▶ Aim of the exercise:
Pictures in the data below are not part of the copy; transcribe everything else exactly.

▶ Saved entries:
┌──

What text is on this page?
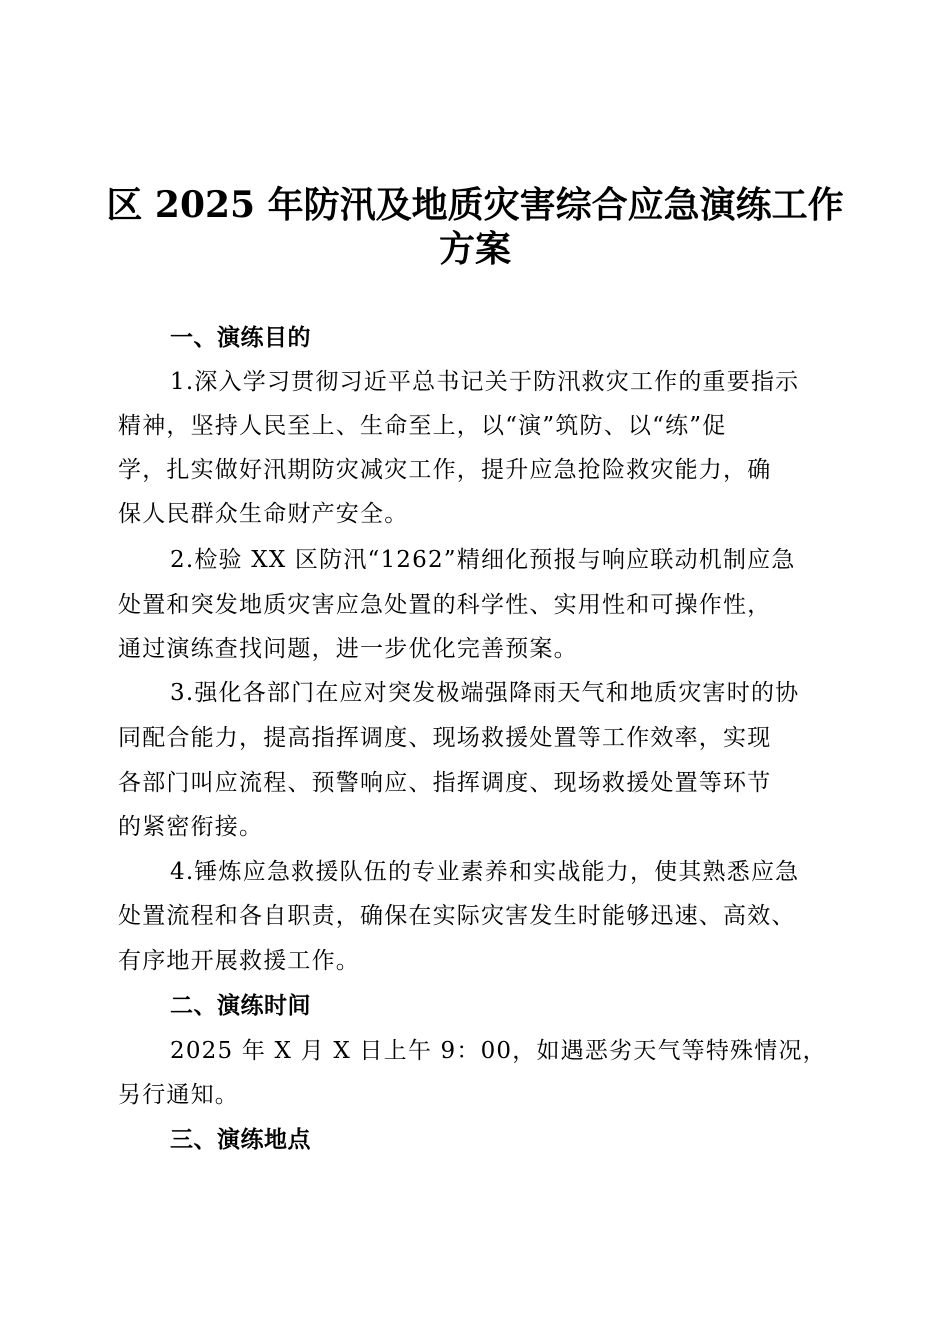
区 2025 年防汛及地质灾害综合应急演练工作
方案

一、演练目的

1.深入学习贯彻习近平总书记关于防汛救灾工作的重要指示

精神，坚持人民至上、生命至上，以“演”筑防、以“练”促

学，扎实做好汛期防灾减灾工作，提升应急抢险救灾能力，确

保人民群众生命财产安全。

2.检验 XX 区防汛“1262”精细化预报与响应联动机制应急

处置和突发地质灾害应急处置的科学性、实用性和可操作性，

通过演练查找问题，进一步优化完善预案。

3.强化各部门在应对突发极端强降雨天气和地质灾害时的协

同配合能力，提高指挥调度、现场救援处置等工作效率，实现

各部门叫应流程、预警响应、指挥调度、现场救援处置等环节

的紧密衔接。

4.锤炼应急救援队伍的专业素养和实战能力，使其熟悉应急

处置流程和各自职责，确保在实际灾害发生时能够迅速、高效、

有序地开展救援工作。

二、演练时间

2025 年 X 月 X 日上午 9：00，如遇恶劣天气等特殊情况，

另行通知。

三、演练地点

└──

▶ Task solution:
What text is on this page?
区 2025 年防汛及地质灾害综合应急演练工作
方案

一、演练目的

1.深入学习贯彻习近平总书记关于防汛救灾工作的重要指示

精神，坚持人民至上、生命至上，以“演”筑防、以“练”促

学，扎实做好汛期防灾减灾工作，提升应急抢险救灾能力，确

保人民群众生命财产安全。

2.检验 XX 区防汛“1262”精细化预报与响应联动机制应急

处置和突发地质灾害应急处置的科学性、实用性和可操作性，

通过演练查找问题，进一步优化完善预案。

3.强化各部门在应对突发极端强降雨天气和地质灾害时的协

同配合能力，提高指挥调度、现场救援处置等工作效率，实现

各部门叫应流程、预警响应、指挥调度、现场救援处置等环节

的紧密衔接。

4.锤炼应急救援队伍的专业素养和实战能力，使其熟悉应急

处置流程和各自职责，确保在实际灾害发生时能够迅速、高效、

有序地开展救援工作。

二、演练时间

2025 年 X 月 X 日上午 9：00，如遇恶劣天气等特殊情况，

另行通知。

三、演练地点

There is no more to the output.